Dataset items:
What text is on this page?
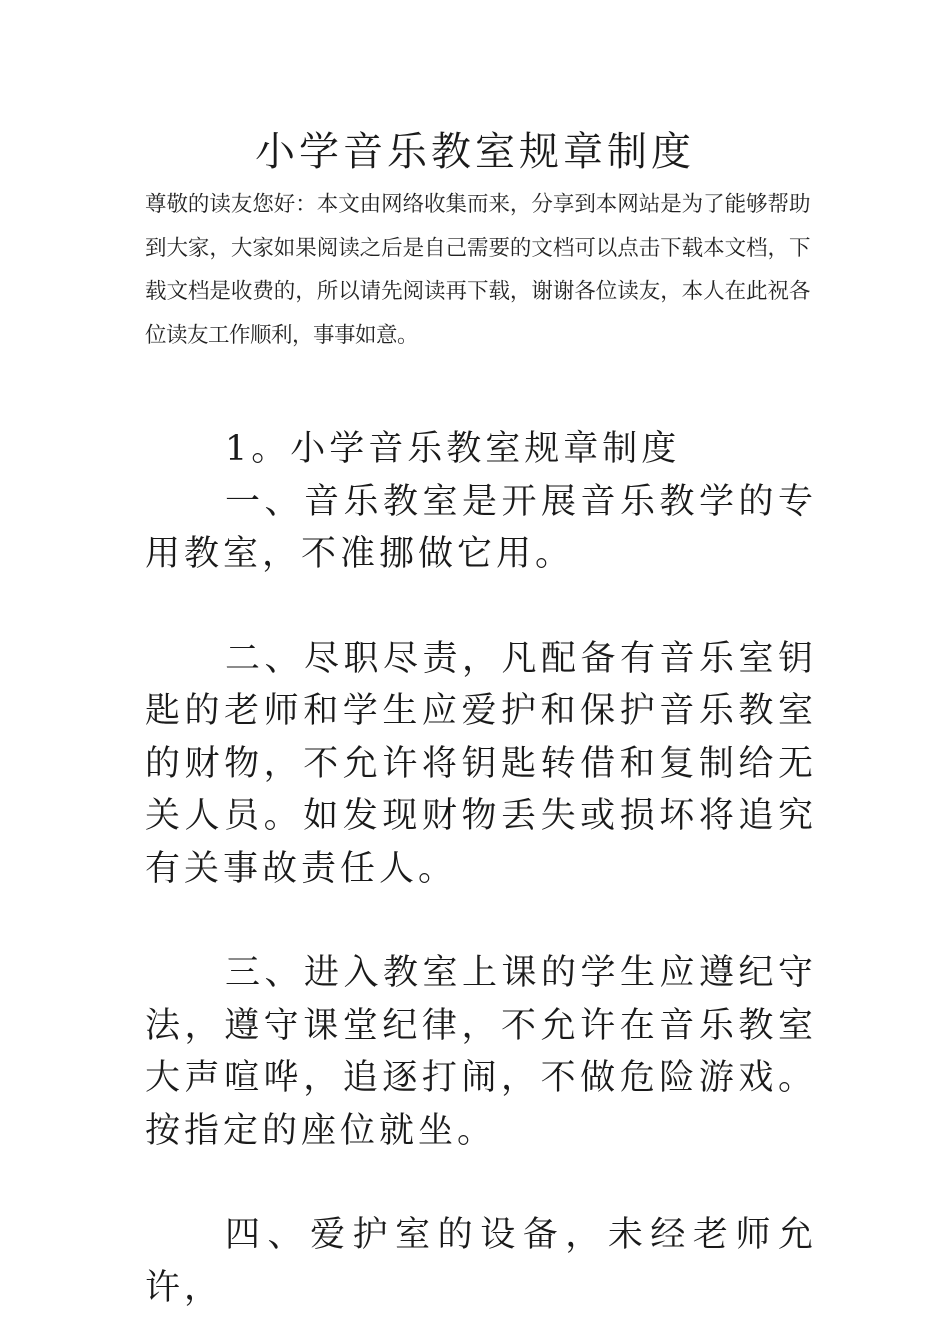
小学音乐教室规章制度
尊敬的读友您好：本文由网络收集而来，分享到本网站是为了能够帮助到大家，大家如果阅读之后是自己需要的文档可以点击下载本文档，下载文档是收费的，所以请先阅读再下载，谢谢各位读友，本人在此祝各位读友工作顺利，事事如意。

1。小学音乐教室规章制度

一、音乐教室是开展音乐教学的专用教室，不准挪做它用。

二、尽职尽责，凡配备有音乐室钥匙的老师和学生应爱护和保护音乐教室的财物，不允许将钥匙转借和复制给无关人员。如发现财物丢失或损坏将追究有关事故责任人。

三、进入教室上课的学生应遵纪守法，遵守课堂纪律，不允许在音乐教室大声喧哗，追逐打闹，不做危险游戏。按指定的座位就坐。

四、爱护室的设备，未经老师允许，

TASK BRIEF: Without the pictures, write out all of the material exactly.

EXERCISE ANSWER:
What text is on this page?
小学音乐教室规章制度
尊敬的读友您好：本文由网络收集而来，分享到本网站是为了能够帮助到大家，大家如果阅读之后是自己需要的文档可以点击下载本文档，下载文档是收费的，所以请先阅读再下载，谢谢各位读友，本人在此祝各位读友工作顺利，事事如意。

1。小学音乐教室规章制度

一、音乐教室是开展音乐教学的专用教室，不准挪做它用。

二、尽职尽责，凡配备有音乐室钥匙的老师和学生应爱护和保护音乐教室的财物，不允许将钥匙转借和复制给无关人员。如发现财物丢失或损坏将追究有关事故责任人。

三、进入教室上课的学生应遵纪守法，遵守课堂纪律，不允许在音乐教室大声喧哗，追逐打闹，不做危险游戏。按指定的座位就坐。

四、爱护室的设备，未经老师允许，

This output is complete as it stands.